> STATED EXERCISE: From the listing below, extract every line in which the word "output" appears.

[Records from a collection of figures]
********
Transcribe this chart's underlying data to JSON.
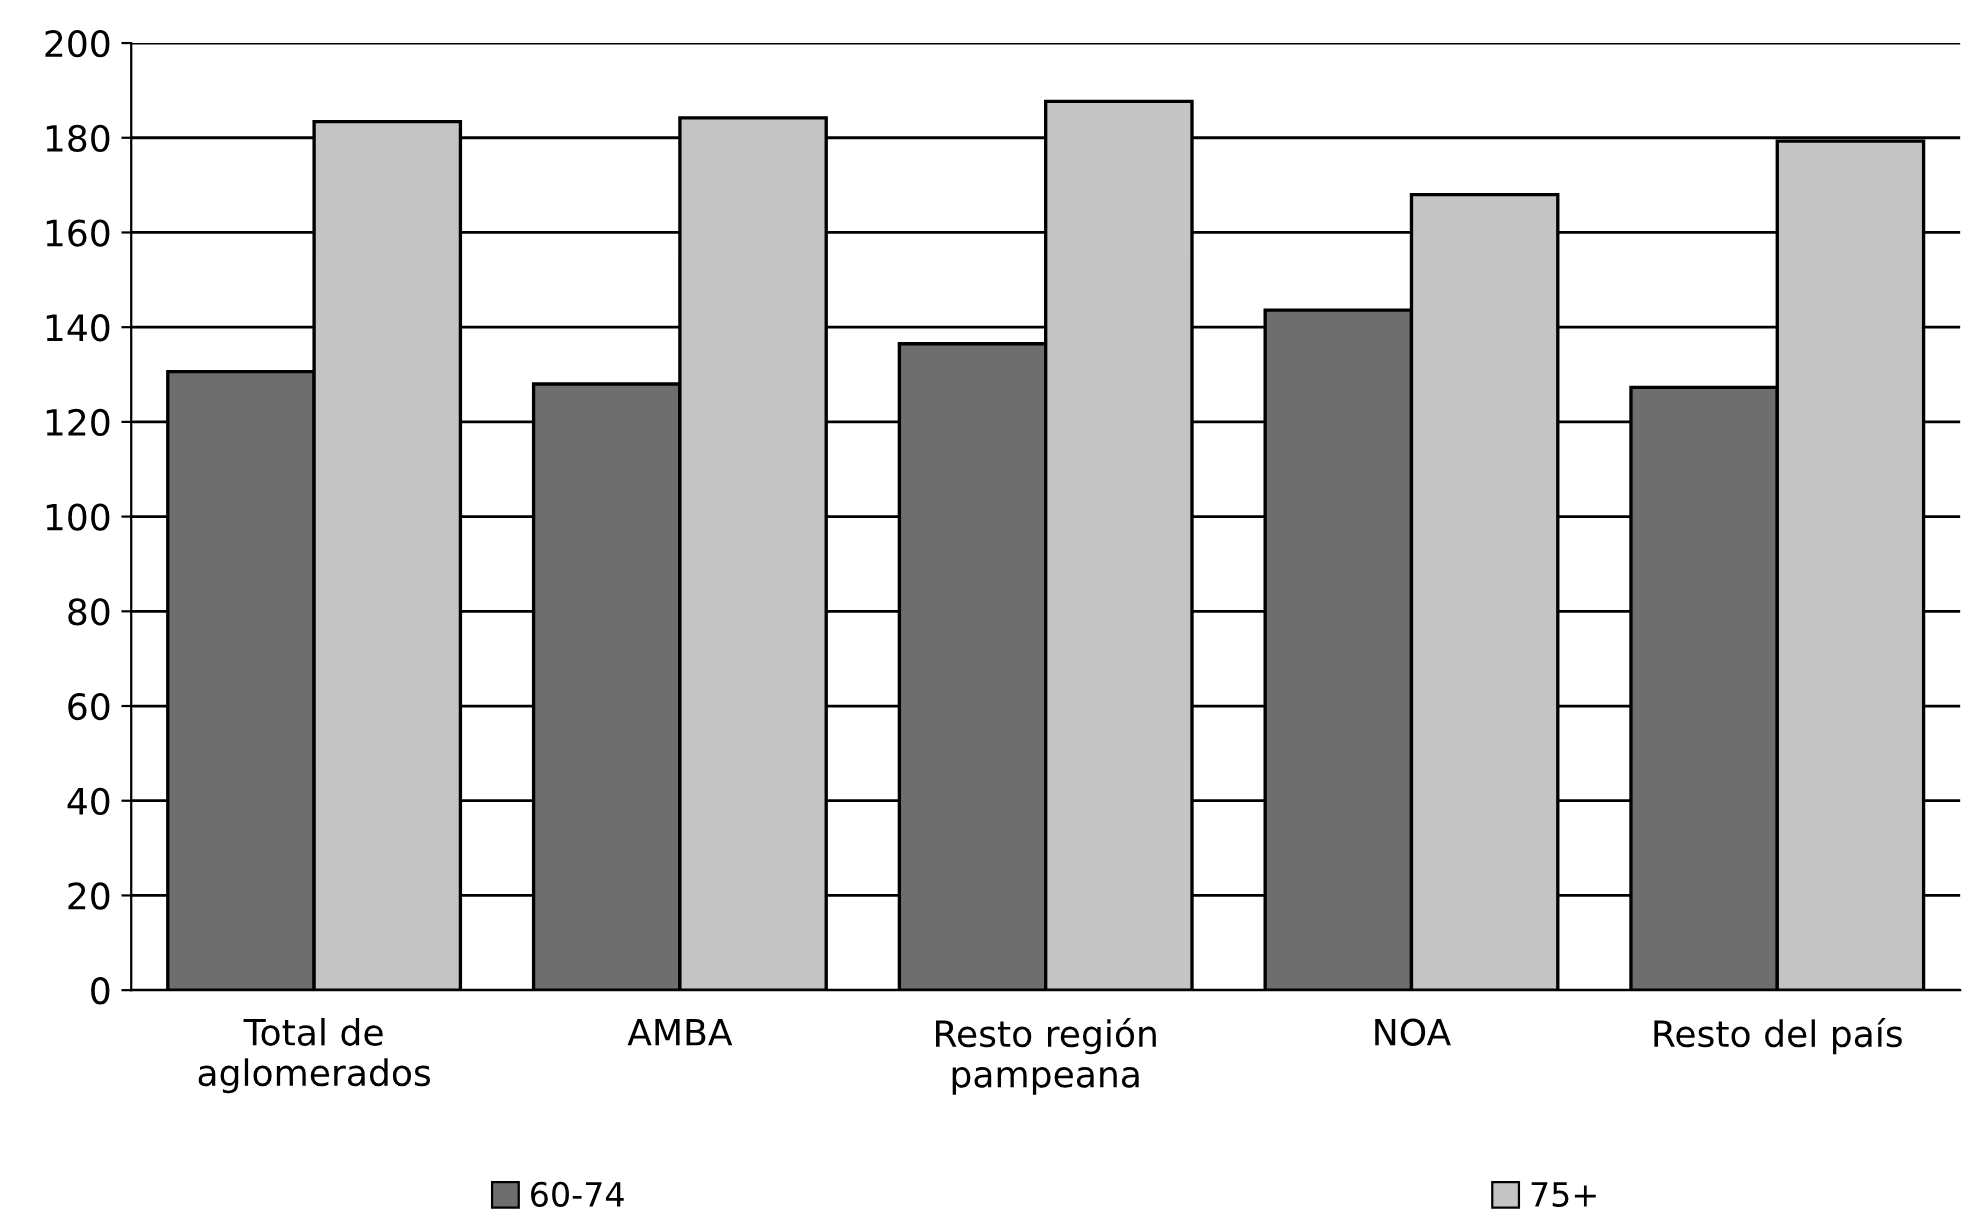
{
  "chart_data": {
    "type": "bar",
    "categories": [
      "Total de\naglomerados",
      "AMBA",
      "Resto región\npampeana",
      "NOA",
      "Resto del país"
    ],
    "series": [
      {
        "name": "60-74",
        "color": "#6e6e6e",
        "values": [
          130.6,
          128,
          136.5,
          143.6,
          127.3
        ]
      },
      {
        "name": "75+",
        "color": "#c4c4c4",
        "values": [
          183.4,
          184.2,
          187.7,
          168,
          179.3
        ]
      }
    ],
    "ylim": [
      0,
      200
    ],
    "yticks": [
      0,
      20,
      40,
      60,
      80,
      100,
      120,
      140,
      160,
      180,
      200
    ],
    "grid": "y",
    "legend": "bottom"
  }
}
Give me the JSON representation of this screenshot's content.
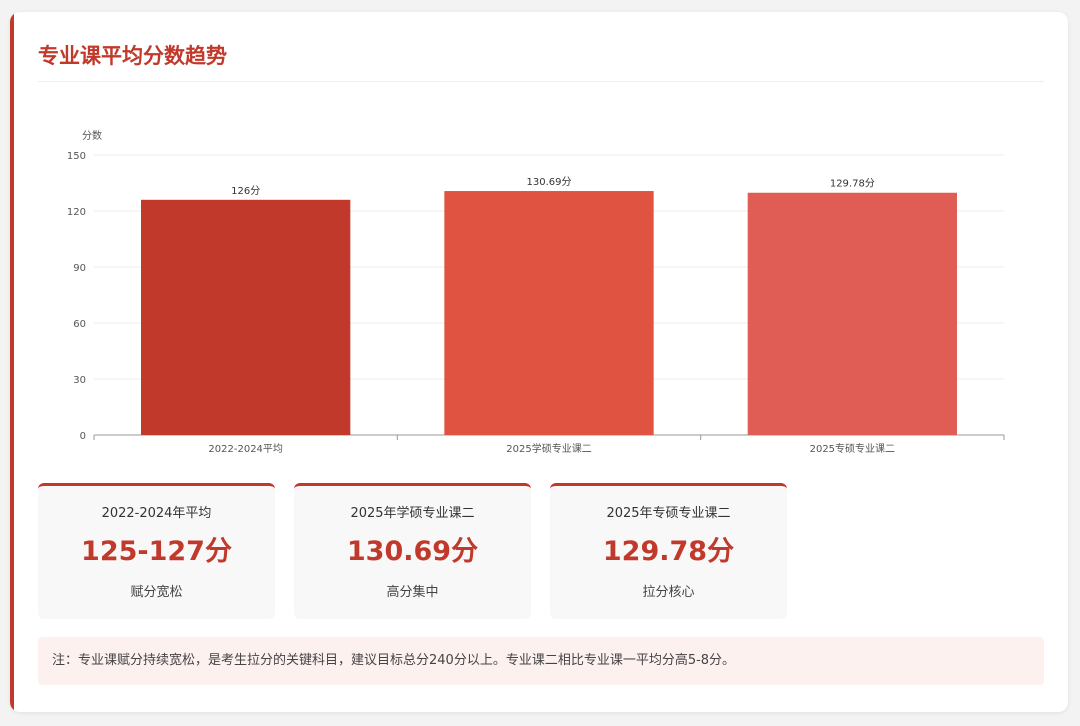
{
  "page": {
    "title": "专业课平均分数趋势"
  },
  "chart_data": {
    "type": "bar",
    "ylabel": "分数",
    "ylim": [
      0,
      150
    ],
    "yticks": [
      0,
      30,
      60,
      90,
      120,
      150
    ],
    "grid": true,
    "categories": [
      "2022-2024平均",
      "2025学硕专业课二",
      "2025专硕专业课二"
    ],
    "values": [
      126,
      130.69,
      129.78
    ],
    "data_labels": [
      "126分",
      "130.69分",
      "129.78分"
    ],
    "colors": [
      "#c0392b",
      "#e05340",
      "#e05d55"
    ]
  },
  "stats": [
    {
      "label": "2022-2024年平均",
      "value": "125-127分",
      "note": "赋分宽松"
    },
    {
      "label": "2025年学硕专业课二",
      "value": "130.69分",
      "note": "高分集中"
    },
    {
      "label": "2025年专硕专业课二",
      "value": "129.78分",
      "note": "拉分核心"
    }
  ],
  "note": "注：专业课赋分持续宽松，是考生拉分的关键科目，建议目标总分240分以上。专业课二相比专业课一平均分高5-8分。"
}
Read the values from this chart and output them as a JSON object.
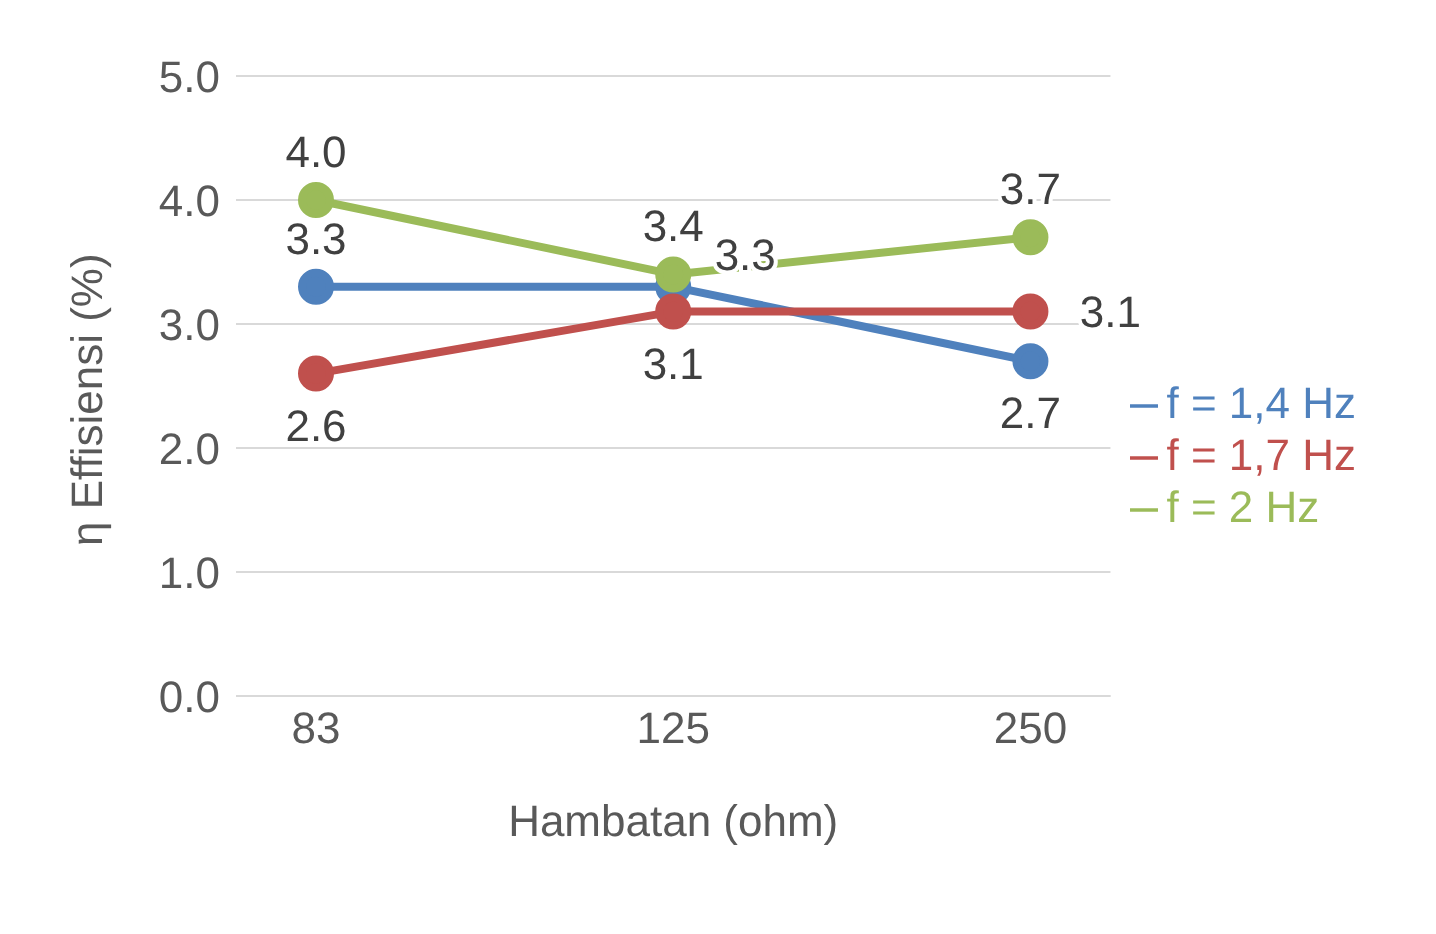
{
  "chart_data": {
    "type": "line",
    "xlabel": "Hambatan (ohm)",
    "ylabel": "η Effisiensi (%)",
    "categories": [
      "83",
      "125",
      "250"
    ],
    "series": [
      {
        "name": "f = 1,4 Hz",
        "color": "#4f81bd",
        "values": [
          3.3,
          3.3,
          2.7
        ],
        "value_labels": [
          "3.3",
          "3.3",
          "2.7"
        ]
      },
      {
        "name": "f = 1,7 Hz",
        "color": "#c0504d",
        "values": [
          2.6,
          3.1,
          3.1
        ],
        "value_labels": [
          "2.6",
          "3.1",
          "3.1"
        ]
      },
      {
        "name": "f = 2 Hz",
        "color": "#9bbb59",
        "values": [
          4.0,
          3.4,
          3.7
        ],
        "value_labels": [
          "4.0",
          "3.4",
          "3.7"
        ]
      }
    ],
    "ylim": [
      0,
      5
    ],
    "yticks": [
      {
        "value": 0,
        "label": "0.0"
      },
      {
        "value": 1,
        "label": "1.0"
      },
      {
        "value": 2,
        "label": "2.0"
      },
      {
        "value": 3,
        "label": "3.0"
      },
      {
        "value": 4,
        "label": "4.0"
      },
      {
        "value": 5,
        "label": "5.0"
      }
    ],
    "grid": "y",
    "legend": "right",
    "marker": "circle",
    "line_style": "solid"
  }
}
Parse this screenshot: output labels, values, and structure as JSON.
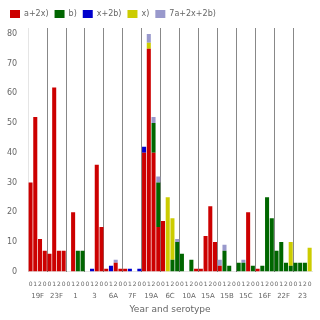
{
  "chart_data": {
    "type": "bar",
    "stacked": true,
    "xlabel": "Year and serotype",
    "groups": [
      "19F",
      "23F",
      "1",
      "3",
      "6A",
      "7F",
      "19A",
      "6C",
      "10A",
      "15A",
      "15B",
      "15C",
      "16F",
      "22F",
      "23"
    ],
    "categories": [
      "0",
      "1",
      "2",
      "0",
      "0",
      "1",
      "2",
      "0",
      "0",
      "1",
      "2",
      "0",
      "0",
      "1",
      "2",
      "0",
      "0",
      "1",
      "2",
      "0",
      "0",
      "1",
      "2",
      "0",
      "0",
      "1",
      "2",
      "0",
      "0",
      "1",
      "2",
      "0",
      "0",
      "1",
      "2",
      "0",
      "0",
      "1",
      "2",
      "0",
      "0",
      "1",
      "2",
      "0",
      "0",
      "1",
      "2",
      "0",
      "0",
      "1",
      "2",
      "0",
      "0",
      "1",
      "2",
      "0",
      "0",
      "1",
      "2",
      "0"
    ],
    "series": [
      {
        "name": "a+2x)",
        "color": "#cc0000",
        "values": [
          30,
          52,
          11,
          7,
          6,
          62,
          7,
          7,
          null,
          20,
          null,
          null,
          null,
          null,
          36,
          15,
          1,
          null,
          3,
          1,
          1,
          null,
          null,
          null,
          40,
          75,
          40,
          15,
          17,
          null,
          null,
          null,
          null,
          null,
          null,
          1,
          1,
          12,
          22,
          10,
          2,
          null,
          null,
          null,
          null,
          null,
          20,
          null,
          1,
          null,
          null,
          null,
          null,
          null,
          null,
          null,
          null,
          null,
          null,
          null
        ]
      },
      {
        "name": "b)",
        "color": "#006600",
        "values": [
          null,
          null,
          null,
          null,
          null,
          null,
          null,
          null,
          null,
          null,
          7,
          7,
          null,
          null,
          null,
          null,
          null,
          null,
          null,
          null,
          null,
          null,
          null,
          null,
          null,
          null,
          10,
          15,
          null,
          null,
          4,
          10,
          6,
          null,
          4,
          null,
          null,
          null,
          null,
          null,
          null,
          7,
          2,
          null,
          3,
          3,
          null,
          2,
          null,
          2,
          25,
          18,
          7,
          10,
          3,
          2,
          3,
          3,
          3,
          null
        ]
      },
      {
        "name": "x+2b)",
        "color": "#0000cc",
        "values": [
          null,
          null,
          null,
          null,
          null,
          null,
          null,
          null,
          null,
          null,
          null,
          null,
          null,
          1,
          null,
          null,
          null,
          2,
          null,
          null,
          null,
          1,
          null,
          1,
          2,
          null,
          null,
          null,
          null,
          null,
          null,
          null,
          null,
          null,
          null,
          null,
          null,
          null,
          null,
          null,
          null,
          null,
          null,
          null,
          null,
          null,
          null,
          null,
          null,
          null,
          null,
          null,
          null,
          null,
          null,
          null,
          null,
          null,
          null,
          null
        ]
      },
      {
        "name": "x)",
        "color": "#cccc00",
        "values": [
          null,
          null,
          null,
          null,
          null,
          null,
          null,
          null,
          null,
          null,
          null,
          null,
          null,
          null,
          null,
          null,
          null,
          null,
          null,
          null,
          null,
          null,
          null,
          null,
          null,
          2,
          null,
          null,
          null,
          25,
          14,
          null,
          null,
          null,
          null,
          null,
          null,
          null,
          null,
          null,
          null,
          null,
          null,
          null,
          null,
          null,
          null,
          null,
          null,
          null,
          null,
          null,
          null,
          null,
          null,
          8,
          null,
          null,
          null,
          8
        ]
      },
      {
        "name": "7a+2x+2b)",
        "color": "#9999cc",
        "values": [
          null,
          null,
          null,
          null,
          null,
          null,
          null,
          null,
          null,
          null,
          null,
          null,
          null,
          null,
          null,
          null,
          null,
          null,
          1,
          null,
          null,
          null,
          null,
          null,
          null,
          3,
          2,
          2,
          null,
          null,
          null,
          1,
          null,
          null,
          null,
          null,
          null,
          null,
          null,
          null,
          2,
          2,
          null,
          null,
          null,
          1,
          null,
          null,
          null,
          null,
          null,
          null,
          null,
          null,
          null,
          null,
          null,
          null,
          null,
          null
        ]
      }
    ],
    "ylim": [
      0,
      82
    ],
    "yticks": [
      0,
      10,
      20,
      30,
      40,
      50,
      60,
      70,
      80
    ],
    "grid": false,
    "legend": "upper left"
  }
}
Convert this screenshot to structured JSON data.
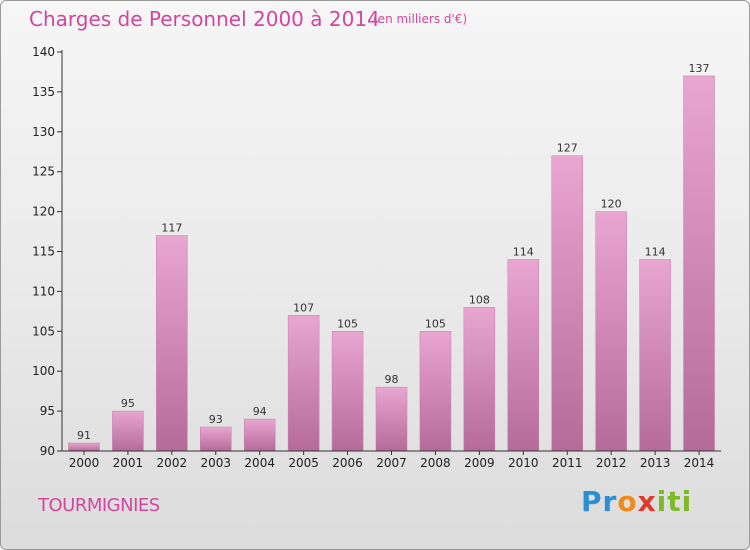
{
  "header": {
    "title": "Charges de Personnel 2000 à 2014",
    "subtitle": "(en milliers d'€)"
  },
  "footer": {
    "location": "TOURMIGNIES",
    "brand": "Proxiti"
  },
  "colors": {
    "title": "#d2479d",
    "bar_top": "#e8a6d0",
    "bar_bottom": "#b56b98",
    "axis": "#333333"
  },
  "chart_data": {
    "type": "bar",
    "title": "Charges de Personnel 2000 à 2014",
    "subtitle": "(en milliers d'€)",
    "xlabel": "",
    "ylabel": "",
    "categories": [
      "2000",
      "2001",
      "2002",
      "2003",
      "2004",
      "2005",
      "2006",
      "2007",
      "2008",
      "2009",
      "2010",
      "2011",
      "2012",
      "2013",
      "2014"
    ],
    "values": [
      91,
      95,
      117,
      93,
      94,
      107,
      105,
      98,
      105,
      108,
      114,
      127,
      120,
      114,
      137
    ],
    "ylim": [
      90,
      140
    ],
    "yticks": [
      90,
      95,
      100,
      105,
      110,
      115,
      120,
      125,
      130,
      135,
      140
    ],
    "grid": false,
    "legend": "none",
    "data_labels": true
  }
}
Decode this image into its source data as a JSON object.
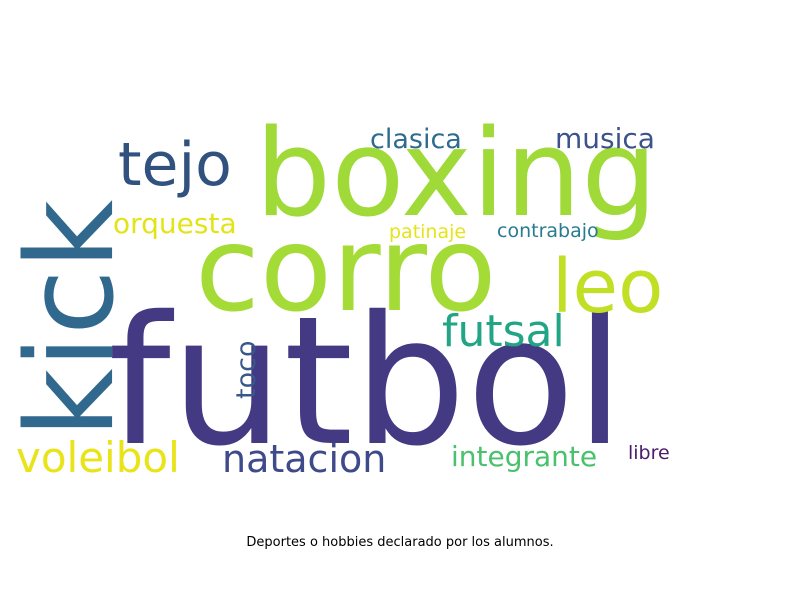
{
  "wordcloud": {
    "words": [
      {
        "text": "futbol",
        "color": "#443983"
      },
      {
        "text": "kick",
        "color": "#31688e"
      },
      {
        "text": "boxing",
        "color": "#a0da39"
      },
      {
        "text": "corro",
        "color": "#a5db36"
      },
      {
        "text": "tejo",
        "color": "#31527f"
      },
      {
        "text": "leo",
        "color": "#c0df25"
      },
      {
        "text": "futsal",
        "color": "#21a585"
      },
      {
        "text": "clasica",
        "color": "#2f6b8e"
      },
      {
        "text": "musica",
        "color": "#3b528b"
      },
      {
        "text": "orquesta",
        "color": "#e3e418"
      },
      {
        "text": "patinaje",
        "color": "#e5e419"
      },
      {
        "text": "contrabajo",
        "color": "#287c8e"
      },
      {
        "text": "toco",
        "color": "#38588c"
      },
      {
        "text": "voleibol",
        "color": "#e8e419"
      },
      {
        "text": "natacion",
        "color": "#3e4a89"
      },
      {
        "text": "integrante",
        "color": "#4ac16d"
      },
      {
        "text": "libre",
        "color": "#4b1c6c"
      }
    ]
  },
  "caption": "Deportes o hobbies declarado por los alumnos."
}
********
> TASK ANSWER:
Read the values from this chart and output them as a JSON object.
Parse this screenshot: output labels, values, and structure as JSON.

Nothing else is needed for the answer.